_Exercise instructions:_ Quote, verbatim, all material below, without pictures.

_Records shown:_
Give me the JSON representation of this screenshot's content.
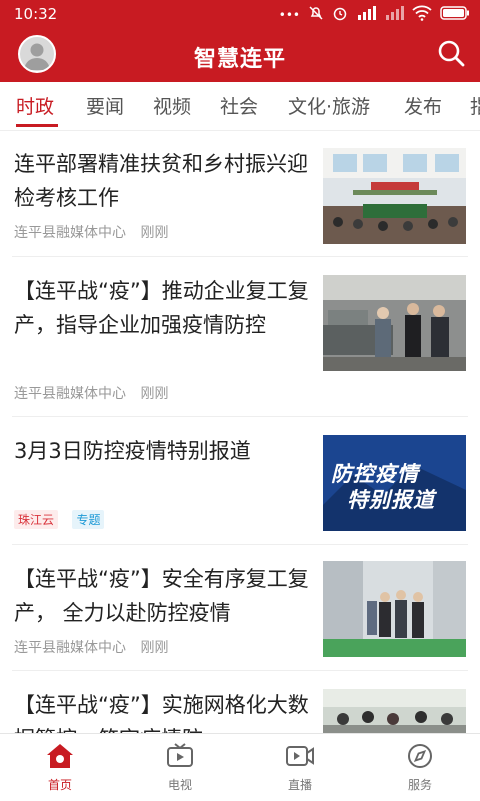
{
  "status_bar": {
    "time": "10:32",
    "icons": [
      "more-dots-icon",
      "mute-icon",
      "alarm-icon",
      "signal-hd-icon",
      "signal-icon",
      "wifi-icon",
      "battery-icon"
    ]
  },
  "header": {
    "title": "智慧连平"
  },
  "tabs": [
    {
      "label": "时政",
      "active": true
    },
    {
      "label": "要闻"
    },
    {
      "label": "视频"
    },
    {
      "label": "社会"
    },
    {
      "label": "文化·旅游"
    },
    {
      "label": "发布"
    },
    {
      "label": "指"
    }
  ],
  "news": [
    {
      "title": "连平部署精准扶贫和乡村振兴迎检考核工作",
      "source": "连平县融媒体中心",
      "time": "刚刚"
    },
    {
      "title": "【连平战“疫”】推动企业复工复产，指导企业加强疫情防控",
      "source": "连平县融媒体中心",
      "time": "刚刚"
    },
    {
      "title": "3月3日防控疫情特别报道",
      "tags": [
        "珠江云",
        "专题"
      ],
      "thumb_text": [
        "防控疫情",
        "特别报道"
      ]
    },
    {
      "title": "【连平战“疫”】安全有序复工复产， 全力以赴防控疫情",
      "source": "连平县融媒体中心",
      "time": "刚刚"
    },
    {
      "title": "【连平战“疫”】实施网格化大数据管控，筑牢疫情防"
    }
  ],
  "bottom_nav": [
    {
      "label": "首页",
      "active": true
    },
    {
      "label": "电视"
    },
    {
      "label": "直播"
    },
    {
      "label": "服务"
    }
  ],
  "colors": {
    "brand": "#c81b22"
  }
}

_Answer:_
Give me the JSON representation of this screenshot's content.
{
  "status_bar": {
    "time": "10:32",
    "icons": [
      "more-dots-icon",
      "mute-icon",
      "alarm-icon",
      "signal-hd-icon",
      "signal-icon",
      "wifi-icon",
      "battery-icon"
    ]
  },
  "header": {
    "title": "智慧连平"
  },
  "tabs": [
    {
      "label": "时政",
      "active": true
    },
    {
      "label": "要闻"
    },
    {
      "label": "视频"
    },
    {
      "label": "社会"
    },
    {
      "label": "文化·旅游"
    },
    {
      "label": "发布"
    },
    {
      "label": "指"
    }
  ],
  "news": [
    {
      "title": "连平部署精准扶贫和乡村振兴迎检考核工作",
      "source": "连平县融媒体中心",
      "time": "刚刚"
    },
    {
      "title": "【连平战“疫”】推动企业复工复产，指导企业加强疫情防控",
      "source": "连平县融媒体中心",
      "time": "刚刚"
    },
    {
      "title": "3月3日防控疫情特别报道",
      "tags": [
        "珠江云",
        "专题"
      ],
      "thumb_text": [
        "防控疫情",
        "特别报道"
      ]
    },
    {
      "title": "【连平战“疫”】安全有序复工复产， 全力以赴防控疫情",
      "source": "连平县融媒体中心",
      "time": "刚刚"
    },
    {
      "title": "【连平战“疫”】实施网格化大数据管控，筑牢疫情防"
    }
  ],
  "bottom_nav": [
    {
      "label": "首页",
      "active": true
    },
    {
      "label": "电视"
    },
    {
      "label": "直播"
    },
    {
      "label": "服务"
    }
  ],
  "colors": {
    "brand": "#c81b22"
  }
}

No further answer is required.